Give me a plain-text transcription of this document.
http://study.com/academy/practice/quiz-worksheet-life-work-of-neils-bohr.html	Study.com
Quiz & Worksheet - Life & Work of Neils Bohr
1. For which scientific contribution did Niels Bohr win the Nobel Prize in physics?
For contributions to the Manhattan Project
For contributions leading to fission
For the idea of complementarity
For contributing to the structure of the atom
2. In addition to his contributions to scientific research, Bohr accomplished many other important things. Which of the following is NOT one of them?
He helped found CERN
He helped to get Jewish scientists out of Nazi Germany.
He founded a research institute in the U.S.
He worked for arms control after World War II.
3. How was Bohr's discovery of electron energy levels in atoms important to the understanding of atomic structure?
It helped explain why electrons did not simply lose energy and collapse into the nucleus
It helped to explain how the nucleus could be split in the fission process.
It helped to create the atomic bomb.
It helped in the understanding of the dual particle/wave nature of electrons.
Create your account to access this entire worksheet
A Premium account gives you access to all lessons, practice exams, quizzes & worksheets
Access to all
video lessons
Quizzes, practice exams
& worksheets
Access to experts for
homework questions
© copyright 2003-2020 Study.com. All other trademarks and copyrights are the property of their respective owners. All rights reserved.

→ **Task directions**: Extract all of the data shown above without alteration.

→ **Exercise output**:
Give me a plain-text transcription of this document.
http://study.com/academy/practice/quiz-worksheet-life-work-of-neils-bohr.html	Study.com
Quiz & Worksheet - Life & Work of Neils Bohr
1. For which scientific contribution did Niels Bohr win the Nobel Prize in physics?
For contributions to the Manhattan Project
For contributions leading to fission
For the idea of complementarity
For contributing to the structure of the atom
2. In addition to his contributions to scientific research, Bohr accomplished many other important things. Which of the following is NOT one of them?
He helped found CERN
He helped to get Jewish scientists out of Nazi Germany.
He founded a research institute in the U.S.
He worked for arms control after World War II.
3. How was Bohr's discovery of electron energy levels in atoms important to the understanding of atomic structure?
It helped explain why electrons did not simply lose energy and collapse into the nucleus
It helped to explain how the nucleus could be split in the fission process.
It helped to create the atomic bomb.
It helped in the understanding of the dual particle/wave nature of electrons.
Create your account to access this entire worksheet
A Premium account gives you access to all lessons, practice exams, quizzes & worksheets
Access to all
video lessons
Quizzes, practice exams
& worksheets
Access to experts for
homework questions
© copyright 2003-2020 Study.com. All other trademarks and copyrights are the property of their respective owners. All rights reserved.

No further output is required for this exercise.